→ **Exercise**:
Pictures do not belong in the copy; restate the records below word for word.

============

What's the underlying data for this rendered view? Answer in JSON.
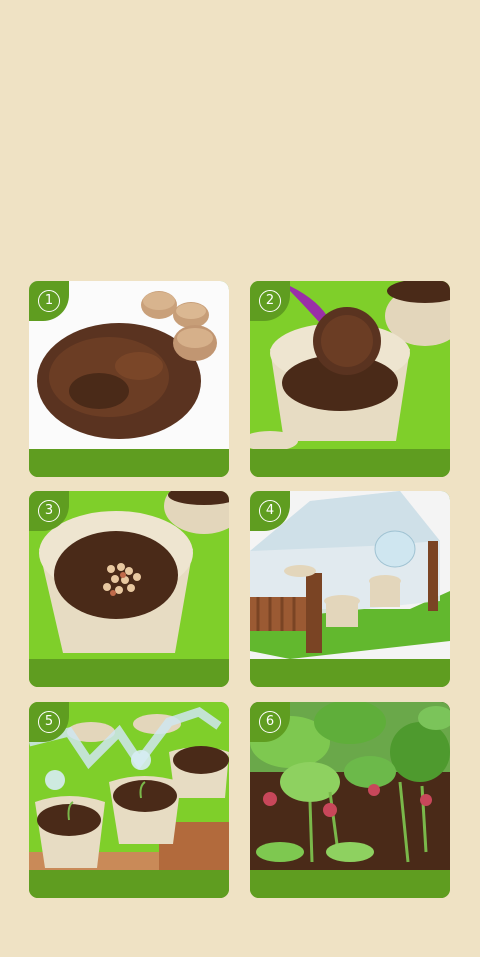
{
  "steps": [
    {
      "number": "1",
      "scene": "coco-soil"
    },
    {
      "number": "2",
      "scene": "scoop-soil-into-pot"
    },
    {
      "number": "3",
      "scene": "sow-seeds"
    },
    {
      "number": "4",
      "scene": "greenhouse-cover"
    },
    {
      "number": "5",
      "scene": "sprouting-seedlings"
    },
    {
      "number": "6",
      "scene": "grown-radishes"
    }
  ],
  "colors": {
    "background": "#efe2c4",
    "accent_green": "#5f9d20",
    "soil": "#4a2a18",
    "pot": "#e7dcc3",
    "tray_green": "#7fcf2a"
  }
}
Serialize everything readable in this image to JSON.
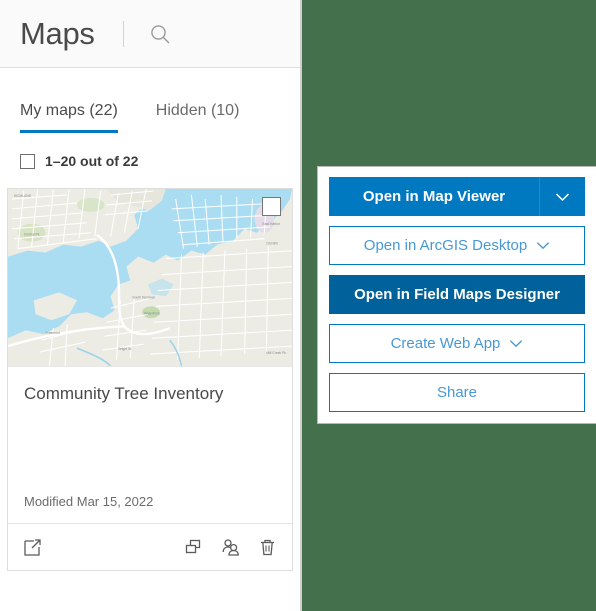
{
  "window": {
    "background_color": "#44704c"
  },
  "panel": {
    "header": {
      "title": "Maps",
      "search_icon": "search-icon"
    },
    "tabs": [
      {
        "label": "My maps (22)",
        "active": true
      },
      {
        "label": "Hidden (10)",
        "active": false
      }
    ],
    "select_all": {
      "checked": false,
      "count_label": "1–20 out of 22"
    },
    "card": {
      "checkbox_checked": false,
      "title": "Community Tree Inventory",
      "modified": "Modified Mar 15, 2022",
      "thumbnail_alt": "basemap-thumbnail",
      "actions": {
        "open_item": "open-external-icon",
        "duplicate": "duplicate-icon",
        "share_group": "share-group-icon",
        "delete": "trash-icon"
      }
    }
  },
  "dropdown": {
    "items": [
      {
        "label": "Open in Map Viewer",
        "style": "primary",
        "caret": true
      },
      {
        "label": "Open in ArcGIS Desktop",
        "style": "outline",
        "caret": true
      },
      {
        "label": "Open in Field Maps Designer",
        "style": "solid-dark",
        "caret": false
      },
      {
        "label": "Create Web App",
        "style": "outline",
        "caret": true
      },
      {
        "label": "Share",
        "style": "outline",
        "caret": false
      }
    ]
  },
  "colors": {
    "accent_blue": "#0079c1",
    "dark_blue": "#00619b",
    "outline_text": "#4998d3",
    "background_green": "#44704c",
    "text_gray": "#4a4a4a"
  }
}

============

→ **Answer to this problem**:
What's the underlying data for this rendered view? Answer in JSON.
{
  "steps": [
    {
      "number": "1",
      "scene": "coco-soil"
    },
    {
      "number": "2",
      "scene": "scoop-soil-into-pot"
    },
    {
      "number": "3",
      "scene": "sow-seeds"
    },
    {
      "number": "4",
      "scene": "greenhouse-cover"
    },
    {
      "number": "5",
      "scene": "sprouting-seedlings"
    },
    {
      "number": "6",
      "scene": "grown-radishes"
    }
  ],
  "colors": {
    "background": "#efe2c4",
    "accent_green": "#5f9d20",
    "soil": "#4a2a18",
    "pot": "#e7dcc3",
    "tray_green": "#7fcf2a"
  }
}
Serialize everything readable in this image to JSON.
{
  "window": {
    "background_color": "#44704c"
  },
  "panel": {
    "header": {
      "title": "Maps",
      "search_icon": "search-icon"
    },
    "tabs": [
      {
        "label": "My maps (22)",
        "active": true
      },
      {
        "label": "Hidden (10)",
        "active": false
      }
    ],
    "select_all": {
      "checked": false,
      "count_label": "1–20 out of 22"
    },
    "card": {
      "checkbox_checked": false,
      "title": "Community Tree Inventory",
      "modified": "Modified Mar 15, 2022",
      "thumbnail_alt": "basemap-thumbnail",
      "actions": {
        "open_item": "open-external-icon",
        "duplicate": "duplicate-icon",
        "share_group": "share-group-icon",
        "delete": "trash-icon"
      }
    }
  },
  "dropdown": {
    "items": [
      {
        "label": "Open in Map Viewer",
        "style": "primary",
        "caret": true
      },
      {
        "label": "Open in ArcGIS Desktop",
        "style": "outline",
        "caret": true
      },
      {
        "label": "Open in Field Maps Designer",
        "style": "solid-dark",
        "caret": false
      },
      {
        "label": "Create Web App",
        "style": "outline",
        "caret": true
      },
      {
        "label": "Share",
        "style": "outline",
        "caret": false
      }
    ]
  },
  "colors": {
    "accent_blue": "#0079c1",
    "dark_blue": "#00619b",
    "outline_text": "#4998d3",
    "background_green": "#44704c",
    "text_gray": "#4a4a4a"
  }
}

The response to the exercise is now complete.